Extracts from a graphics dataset

>>>>

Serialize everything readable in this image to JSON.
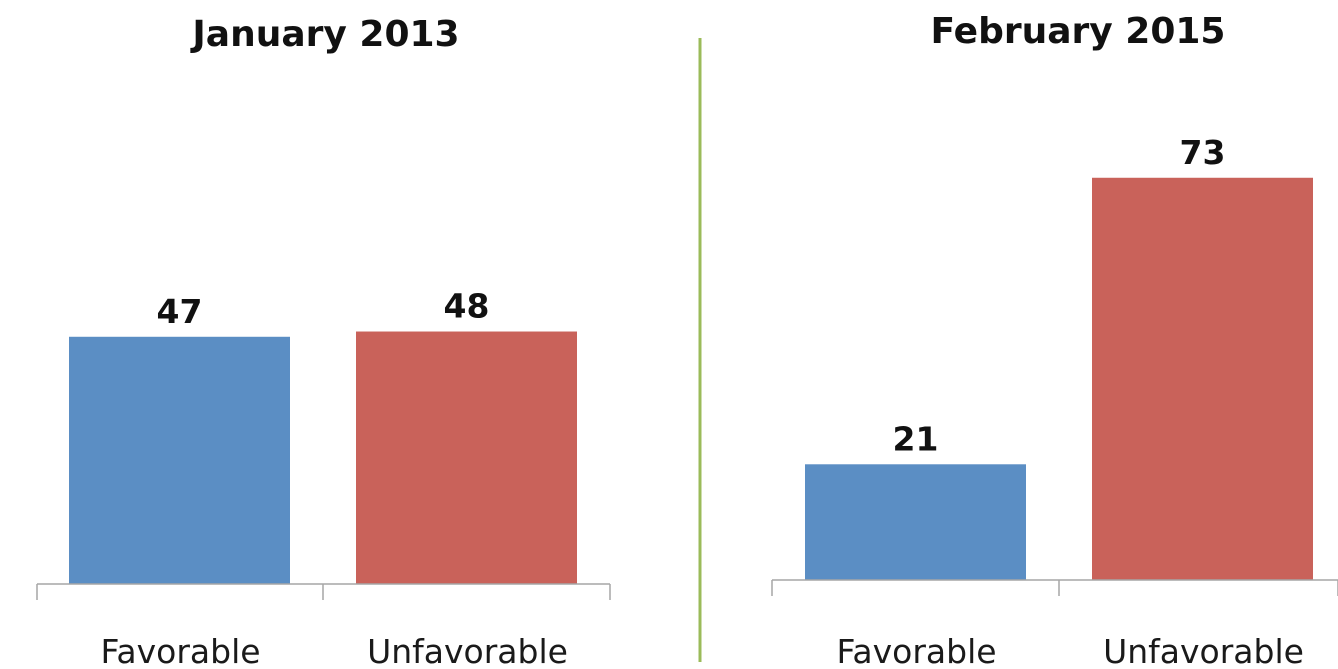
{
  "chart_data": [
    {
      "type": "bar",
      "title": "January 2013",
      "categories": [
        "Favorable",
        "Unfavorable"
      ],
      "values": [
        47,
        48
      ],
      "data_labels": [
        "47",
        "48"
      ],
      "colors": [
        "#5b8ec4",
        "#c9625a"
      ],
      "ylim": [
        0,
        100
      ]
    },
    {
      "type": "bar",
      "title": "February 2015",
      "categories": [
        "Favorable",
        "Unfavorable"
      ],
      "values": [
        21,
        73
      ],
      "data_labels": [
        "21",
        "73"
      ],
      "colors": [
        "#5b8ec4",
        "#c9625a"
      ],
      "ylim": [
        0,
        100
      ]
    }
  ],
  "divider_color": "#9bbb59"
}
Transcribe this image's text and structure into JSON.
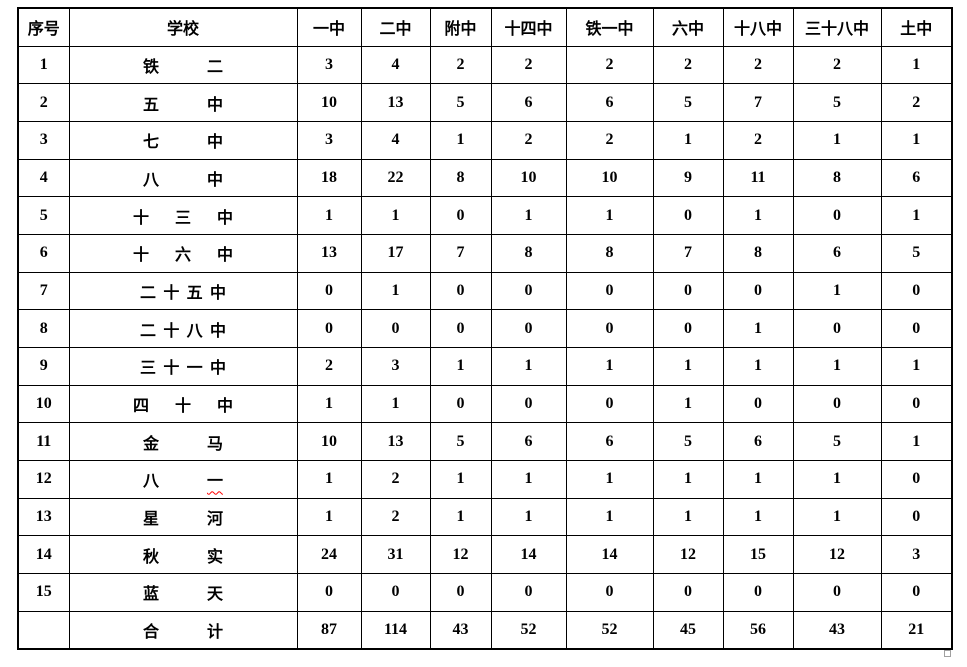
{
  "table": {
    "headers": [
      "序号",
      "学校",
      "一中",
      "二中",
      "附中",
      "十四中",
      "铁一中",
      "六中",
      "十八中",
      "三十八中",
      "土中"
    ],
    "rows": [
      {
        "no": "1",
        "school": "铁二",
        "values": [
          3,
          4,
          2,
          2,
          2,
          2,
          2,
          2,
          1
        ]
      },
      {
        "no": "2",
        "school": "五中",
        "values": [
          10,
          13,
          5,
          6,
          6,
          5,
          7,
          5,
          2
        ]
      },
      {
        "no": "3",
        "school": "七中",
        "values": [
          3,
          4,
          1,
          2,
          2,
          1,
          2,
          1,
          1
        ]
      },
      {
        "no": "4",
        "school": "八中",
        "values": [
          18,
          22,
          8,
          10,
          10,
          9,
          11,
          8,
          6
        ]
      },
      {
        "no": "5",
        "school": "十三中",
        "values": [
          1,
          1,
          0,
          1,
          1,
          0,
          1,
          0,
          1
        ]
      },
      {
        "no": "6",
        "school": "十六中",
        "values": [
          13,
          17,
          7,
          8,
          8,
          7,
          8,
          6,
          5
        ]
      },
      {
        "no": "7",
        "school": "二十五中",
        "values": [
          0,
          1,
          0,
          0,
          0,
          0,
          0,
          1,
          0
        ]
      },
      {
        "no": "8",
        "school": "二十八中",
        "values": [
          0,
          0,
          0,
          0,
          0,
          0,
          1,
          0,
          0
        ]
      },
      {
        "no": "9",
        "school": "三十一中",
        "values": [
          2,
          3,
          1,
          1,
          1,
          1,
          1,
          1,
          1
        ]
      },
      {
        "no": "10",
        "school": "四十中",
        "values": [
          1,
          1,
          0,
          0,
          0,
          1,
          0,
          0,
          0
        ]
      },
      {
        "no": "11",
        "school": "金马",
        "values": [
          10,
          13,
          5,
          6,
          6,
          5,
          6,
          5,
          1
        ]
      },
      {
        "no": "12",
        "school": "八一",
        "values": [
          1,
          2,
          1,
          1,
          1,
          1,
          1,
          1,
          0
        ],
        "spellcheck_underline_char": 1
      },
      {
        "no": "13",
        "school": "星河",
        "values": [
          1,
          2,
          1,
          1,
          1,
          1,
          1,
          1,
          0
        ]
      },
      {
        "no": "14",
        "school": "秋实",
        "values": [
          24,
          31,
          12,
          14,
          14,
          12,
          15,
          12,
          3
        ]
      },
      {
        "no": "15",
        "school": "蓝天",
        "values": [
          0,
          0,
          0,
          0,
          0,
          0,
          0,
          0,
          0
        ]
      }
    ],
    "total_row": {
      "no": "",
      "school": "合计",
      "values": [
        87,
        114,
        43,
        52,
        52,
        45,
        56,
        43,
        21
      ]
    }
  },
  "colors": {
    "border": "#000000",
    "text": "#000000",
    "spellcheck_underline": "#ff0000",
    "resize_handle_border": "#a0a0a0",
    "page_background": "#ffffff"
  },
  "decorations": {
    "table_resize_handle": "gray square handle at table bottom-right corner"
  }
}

<<<<

▸ **Short task**
Count every line in the data where the string "this" occurs. Give nothing except the number.

▸ **Answer for the task**
2